◆ Job ◆
Print every entry word for word, but omit the pictures.
━━━ Records for the task
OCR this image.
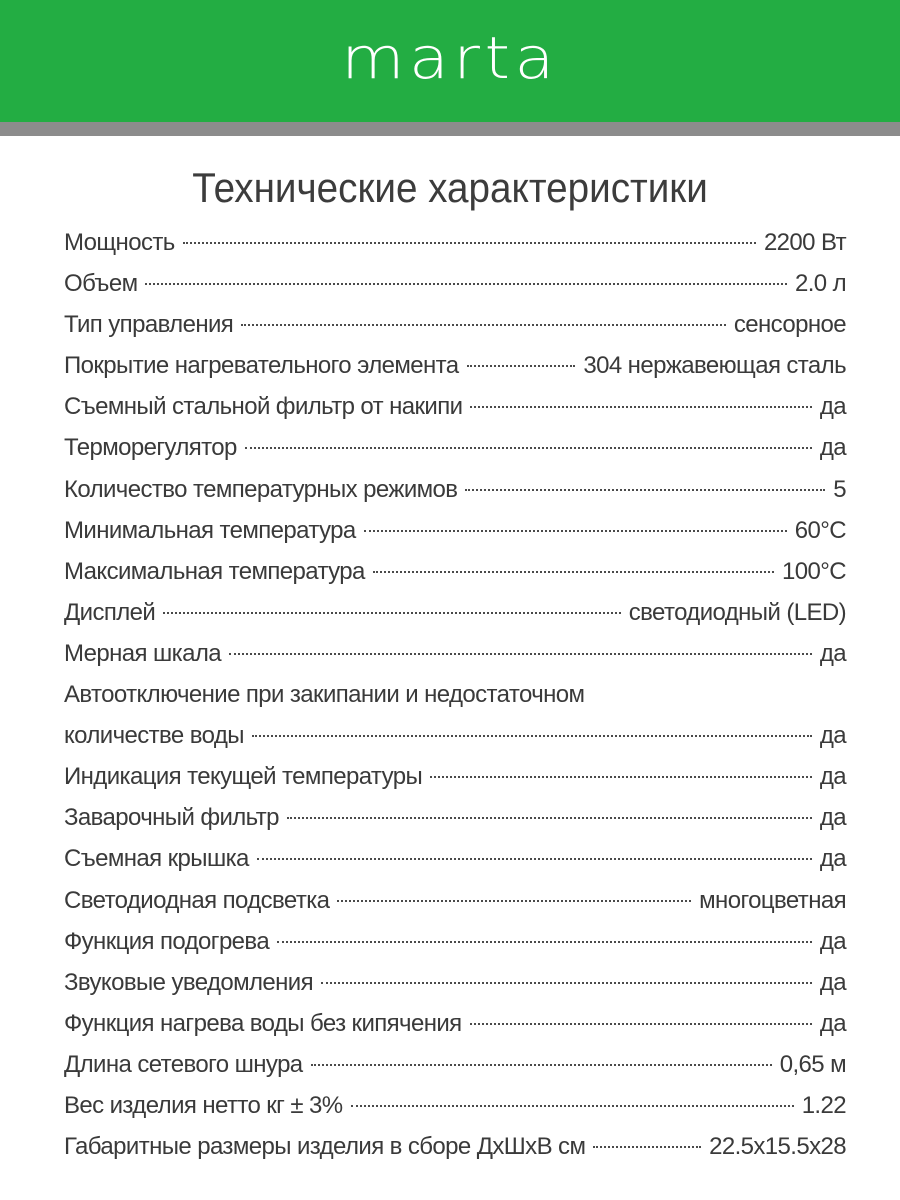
marta
Технические характеристики
Мощность	2200 Вт
Объем	2.0 л
Тип управления	сенсорное
Покрытие нагревательного элемента	304 нержавеющая сталь
Съемный стальной фильтр от накипи	да
Терморегулятор	да
Количество температурных режимов	5
Минимальная температура	60°С
Максимальная температура	100°С
Дисплей	светодиодный (LED)
Мерная шкала	да
Автоотключение при закипании и недостаточном
количестве воды	да
Индикация текущей температуры	да
Заварочный фильтр	да
Съемная крышка	да
Светодиодная подсветка	многоцветная
Функция подогрева	да
Звуковые уведомления	да
Функция нагрева воды без кипячения	да
Длина сетевого шнура	0,65 м
Вес изделия нетто кг ± 3%	1.22
Габаритные размеры изделия в сборе ДхШхВ см	22.5x15.5x28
━━━━━━
◆ Problem solution ◆
OCR this image.
marta
Технические характеристики
Мощность	2200 Вт
Объем	2.0 л
Тип управления	сенсорное
Покрытие нагревательного элемента	304 нержавеющая сталь
Съемный стальной фильтр от накипи	да
Терморегулятор	да
Количество температурных режимов	5
Минимальная температура	60°С
Максимальная температура	100°С
Дисплей	светодиодный (LED)
Мерная шкала	да
Автоотключение при закипании и недостаточном
количестве воды	да
Индикация текущей температуры	да
Заварочный фильтр	да
Съемная крышка	да
Светодиодная подсветка	многоцветная
Функция подогрева	да
Звуковые уведомления	да
Функция нагрева воды без кипячения	да
Длина сетевого шнура	0,65 м
Вес изделия нетто кг ± 3%	1.22
Габаритные размеры изделия в сборе ДхШхВ см	22.5x15.5x28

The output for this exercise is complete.